Written problem.
Make an exact copy of all the entries, but do not reproduce the pictures.
** start of Input **
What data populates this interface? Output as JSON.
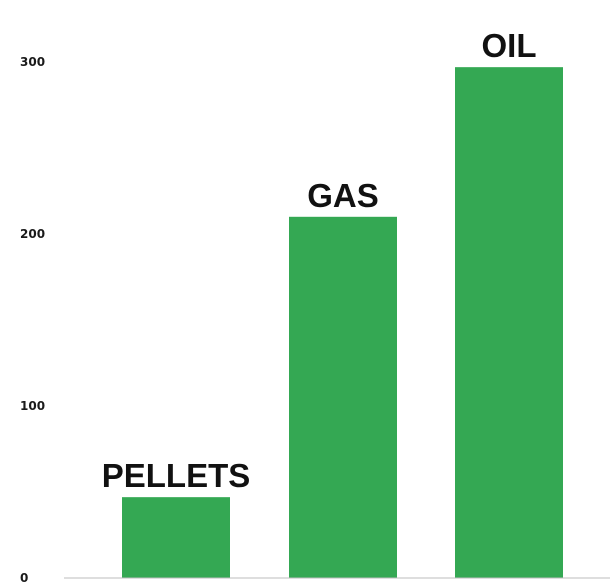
{
  "chart_data": {
    "type": "bar",
    "title": "",
    "xlabel": "",
    "ylabel": "",
    "categories": [
      "PELLETS",
      "GAS",
      "OIL"
    ],
    "values": [
      47,
      210,
      297
    ],
    "ylim": [
      0,
      300
    ],
    "yticks": [
      "0",
      "100",
      "200",
      "300"
    ],
    "bar_color": "#34a853",
    "grid": false,
    "legend": "none"
  }
}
** end of Input **
Right answer.
What data populates this interface? Output as JSON.
{
  "chart_data": {
    "type": "bar",
    "title": "",
    "xlabel": "",
    "ylabel": "",
    "categories": [
      "PELLETS",
      "GAS",
      "OIL"
    ],
    "values": [
      47,
      210,
      297
    ],
    "ylim": [
      0,
      300
    ],
    "yticks": [
      "0",
      "100",
      "200",
      "300"
    ],
    "bar_color": "#34a853",
    "grid": false,
    "legend": "none"
  }
}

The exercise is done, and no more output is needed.